_TASK GOAL_
Rewrite the material below with every "event-dot" changed to "scatter-dot" and nothing else altered, leaving out the pictures.

--- ENTRIES SUPPLIED ---

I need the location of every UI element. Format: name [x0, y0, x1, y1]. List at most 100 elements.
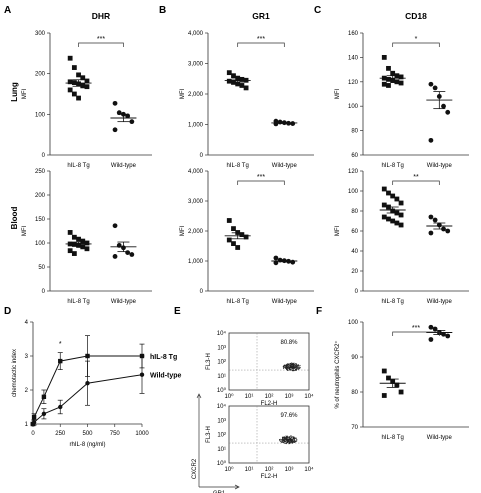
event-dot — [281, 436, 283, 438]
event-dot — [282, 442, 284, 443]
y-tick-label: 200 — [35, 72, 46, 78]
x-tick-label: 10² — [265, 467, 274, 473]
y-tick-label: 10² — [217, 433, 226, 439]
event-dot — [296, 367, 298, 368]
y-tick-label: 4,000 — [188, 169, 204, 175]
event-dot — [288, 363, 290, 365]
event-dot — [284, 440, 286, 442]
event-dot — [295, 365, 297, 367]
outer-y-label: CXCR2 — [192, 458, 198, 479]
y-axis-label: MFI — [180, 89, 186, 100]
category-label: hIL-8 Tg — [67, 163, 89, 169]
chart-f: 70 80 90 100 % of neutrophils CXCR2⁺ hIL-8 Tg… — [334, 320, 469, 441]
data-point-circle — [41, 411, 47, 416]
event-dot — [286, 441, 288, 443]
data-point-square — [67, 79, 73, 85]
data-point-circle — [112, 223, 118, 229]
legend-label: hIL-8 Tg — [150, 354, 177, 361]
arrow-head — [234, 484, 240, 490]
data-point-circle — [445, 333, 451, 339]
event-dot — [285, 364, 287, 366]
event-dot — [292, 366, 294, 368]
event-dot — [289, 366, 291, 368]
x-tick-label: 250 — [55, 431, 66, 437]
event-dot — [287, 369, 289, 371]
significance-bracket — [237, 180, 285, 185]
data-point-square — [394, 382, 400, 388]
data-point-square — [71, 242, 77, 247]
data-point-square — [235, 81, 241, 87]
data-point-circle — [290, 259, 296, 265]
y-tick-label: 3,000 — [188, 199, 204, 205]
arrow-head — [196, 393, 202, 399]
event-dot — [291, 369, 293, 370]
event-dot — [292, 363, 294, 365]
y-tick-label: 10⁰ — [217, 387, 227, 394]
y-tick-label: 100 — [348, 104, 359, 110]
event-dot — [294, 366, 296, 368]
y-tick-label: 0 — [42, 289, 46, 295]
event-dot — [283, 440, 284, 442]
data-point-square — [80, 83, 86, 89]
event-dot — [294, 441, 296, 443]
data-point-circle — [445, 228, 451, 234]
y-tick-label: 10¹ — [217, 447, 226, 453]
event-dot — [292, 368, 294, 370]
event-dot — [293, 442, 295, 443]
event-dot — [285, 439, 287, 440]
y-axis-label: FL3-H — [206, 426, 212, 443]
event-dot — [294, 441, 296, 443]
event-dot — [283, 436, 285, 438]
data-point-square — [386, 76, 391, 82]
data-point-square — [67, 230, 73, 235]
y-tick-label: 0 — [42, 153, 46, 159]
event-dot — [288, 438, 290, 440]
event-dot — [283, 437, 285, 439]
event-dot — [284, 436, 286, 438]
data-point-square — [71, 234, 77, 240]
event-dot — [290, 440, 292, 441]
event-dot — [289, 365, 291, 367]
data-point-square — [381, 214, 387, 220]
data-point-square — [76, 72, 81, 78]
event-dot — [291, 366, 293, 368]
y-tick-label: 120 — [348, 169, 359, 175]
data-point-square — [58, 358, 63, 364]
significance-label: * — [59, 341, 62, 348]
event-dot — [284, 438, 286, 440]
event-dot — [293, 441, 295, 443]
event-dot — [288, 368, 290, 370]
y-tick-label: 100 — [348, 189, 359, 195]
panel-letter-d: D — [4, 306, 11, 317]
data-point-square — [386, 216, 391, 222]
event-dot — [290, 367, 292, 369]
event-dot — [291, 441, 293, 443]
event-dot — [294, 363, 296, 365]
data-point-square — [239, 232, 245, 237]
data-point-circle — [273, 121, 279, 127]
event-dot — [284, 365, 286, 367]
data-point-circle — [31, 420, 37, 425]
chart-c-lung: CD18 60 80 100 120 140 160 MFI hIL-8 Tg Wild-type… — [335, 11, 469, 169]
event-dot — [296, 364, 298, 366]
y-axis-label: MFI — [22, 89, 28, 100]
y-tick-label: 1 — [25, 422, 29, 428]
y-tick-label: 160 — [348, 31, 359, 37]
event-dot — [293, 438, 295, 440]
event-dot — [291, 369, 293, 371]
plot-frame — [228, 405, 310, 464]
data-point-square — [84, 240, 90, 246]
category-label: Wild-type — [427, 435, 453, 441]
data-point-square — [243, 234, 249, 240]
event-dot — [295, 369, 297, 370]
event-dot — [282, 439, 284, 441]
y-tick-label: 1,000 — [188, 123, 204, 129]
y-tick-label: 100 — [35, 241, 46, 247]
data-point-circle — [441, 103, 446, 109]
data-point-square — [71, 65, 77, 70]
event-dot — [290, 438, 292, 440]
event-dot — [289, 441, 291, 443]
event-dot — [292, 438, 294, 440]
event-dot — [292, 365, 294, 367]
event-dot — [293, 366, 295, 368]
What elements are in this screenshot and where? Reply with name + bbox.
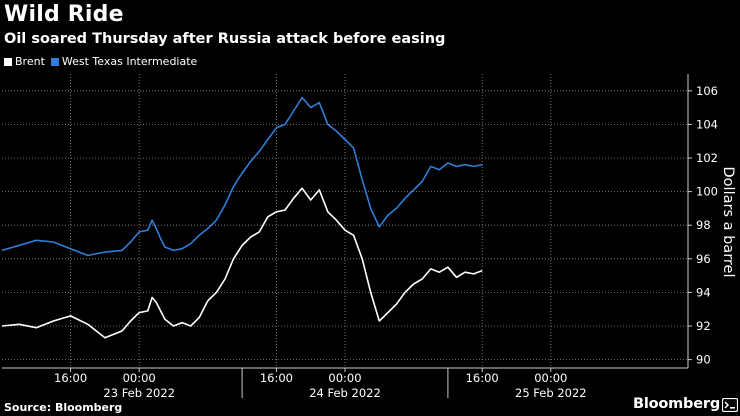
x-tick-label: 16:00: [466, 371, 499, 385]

---

_EXPECTED ANSWER_
I need the location of every UI element. Format: name [x0, y0, x1, y1]. List at most 100 elements.
scatter-dot — [281, 436, 283, 438]
scatter-dot — [282, 442, 284, 443]
y-tick-label: 200 — [35, 72, 46, 78]
x-tick-label: 10² — [265, 467, 274, 473]
y-tick-label: 10² — [217, 433, 226, 439]
scatter-dot — [296, 367, 298, 368]
y-tick-label: 4,000 — [188, 169, 204, 175]
scatter-dot — [288, 363, 290, 365]
scatter-dot — [284, 440, 286, 442]
scatter-dot — [295, 365, 297, 367]
outer-y-label: CXCR2 — [192, 458, 198, 479]
y-axis-label: MFI — [180, 89, 186, 100]
category-label: hIL-8 Tg — [67, 163, 89, 169]
chart-f: 70 80 90 100 % of neutrophils CXCR2⁺ hIL-8 Tg… — [334, 320, 469, 441]
data-point-circle — [41, 411, 47, 416]
scatter-dot — [286, 441, 288, 443]
data-point-square — [67, 79, 73, 85]
data-point-circle — [112, 223, 118, 229]
legend-label: hIL-8 Tg — [150, 354, 177, 361]
arrow-head — [234, 484, 240, 490]
data-point-circle — [445, 333, 451, 339]
scatter-dot — [285, 364, 287, 366]
scatter-dot — [292, 366, 294, 368]
scatter-dot — [289, 366, 291, 368]
x-tick-label: 250 — [55, 431, 66, 437]
scatter-dot — [287, 369, 289, 371]
significance-bracket — [237, 180, 285, 185]
data-point-square — [394, 382, 400, 388]
data-point-square — [71, 242, 77, 247]
data-point-square — [235, 81, 241, 87]
data-point-circle — [290, 259, 296, 265]
y-tick-label: 3,000 — [188, 199, 204, 205]
arrow-head — [196, 393, 202, 399]
scatter-dot — [291, 369, 293, 370]
scatter-dot — [292, 363, 294, 365]
y-tick-label: 10⁰ — [217, 387, 227, 394]
y-tick-label: 100 — [348, 104, 359, 110]
scatter-dot — [294, 366, 296, 368]
y-tick-label: 0 — [42, 289, 46, 295]
scatter-dot — [283, 440, 284, 442]
data-point-square — [80, 83, 86, 89]
scatter-dot — [294, 441, 296, 443]
data-point-circle — [445, 228, 451, 234]
y-tick-label: 10¹ — [217, 447, 226, 453]
scatter-dot — [292, 368, 294, 370]
scatter-dot — [293, 442, 295, 443]
scatter-dot — [285, 439, 287, 440]
y-axis-label: FL3-H — [206, 426, 212, 443]
scatter-dot — [294, 441, 296, 443]
scatter-dot — [283, 436, 285, 438]
data-point-square — [386, 76, 391, 82]
data-point-square — [67, 230, 73, 235]
y-tick-label: 0 — [42, 153, 46, 159]
scatter-dot — [288, 438, 290, 440]
scatter-dot — [283, 437, 285, 439]
scatter-dot — [284, 436, 286, 438]
data-point-square — [71, 234, 77, 240]
scatter-dot — [290, 440, 292, 441]
scatter-dot — [289, 365, 291, 367]
data-point-square — [381, 214, 387, 220]
data-point-square — [76, 72, 81, 78]
scatter-dot — [291, 366, 293, 368]
y-tick-label: 120 — [348, 169, 359, 175]
data-point-square — [58, 358, 63, 364]
significance-label: * — [59, 341, 62, 348]
scatter-dot — [284, 438, 286, 440]
scatter-dot — [293, 441, 295, 443]
scatter-dot — [288, 368, 290, 370]
y-tick-label: 100 — [348, 189, 359, 195]
panel-letter-d: D — [4, 306, 11, 317]
data-point-square — [386, 216, 391, 222]
scatter-dot — [290, 367, 292, 369]
scatter-dot — [291, 441, 293, 443]
scatter-dot — [294, 363, 296, 365]
data-point-square — [239, 232, 245, 237]
data-point-circle — [273, 121, 279, 127]
scatter-dot — [284, 365, 286, 367]
data-point-circle — [31, 420, 37, 425]
chart-c-lung: CD18 60 80 100 120 140 160 MFI hIL-8 Tg Wild-type… — [335, 11, 469, 169]
scatter-dot — [296, 364, 298, 366]
y-axis-label: MFI — [22, 89, 28, 100]
y-tick-label: 1 — [25, 422, 29, 428]
y-tick-label: 160 — [348, 31, 359, 37]
scatter-dot — [293, 438, 295, 440]
scatter-dot — [291, 369, 293, 371]
plot-frame — [228, 405, 310, 464]
data-point-square — [84, 240, 90, 246]
category-label: Wild-type — [427, 435, 453, 441]
data-point-square — [243, 234, 249, 240]
scatter-dot — [295, 369, 297, 370]
scatter-dot — [282, 439, 284, 441]
y-tick-label: 1,000 — [188, 123, 204, 129]
y-tick-label: 100 — [35, 241, 46, 247]
data-point-circle — [441, 103, 446, 109]
data-point-square — [71, 65, 77, 70]
scatter-dot — [290, 438, 292, 440]
scatter-dot — [289, 441, 291, 443]
scatter-dot — [292, 438, 294, 440]
scatter-dot — [292, 365, 294, 367]
scatter-dot — [293, 366, 295, 368]
What elements are in this screenshot and where? Reply with name + bbox.
x-tick-label: 16:00: [466, 371, 499, 385]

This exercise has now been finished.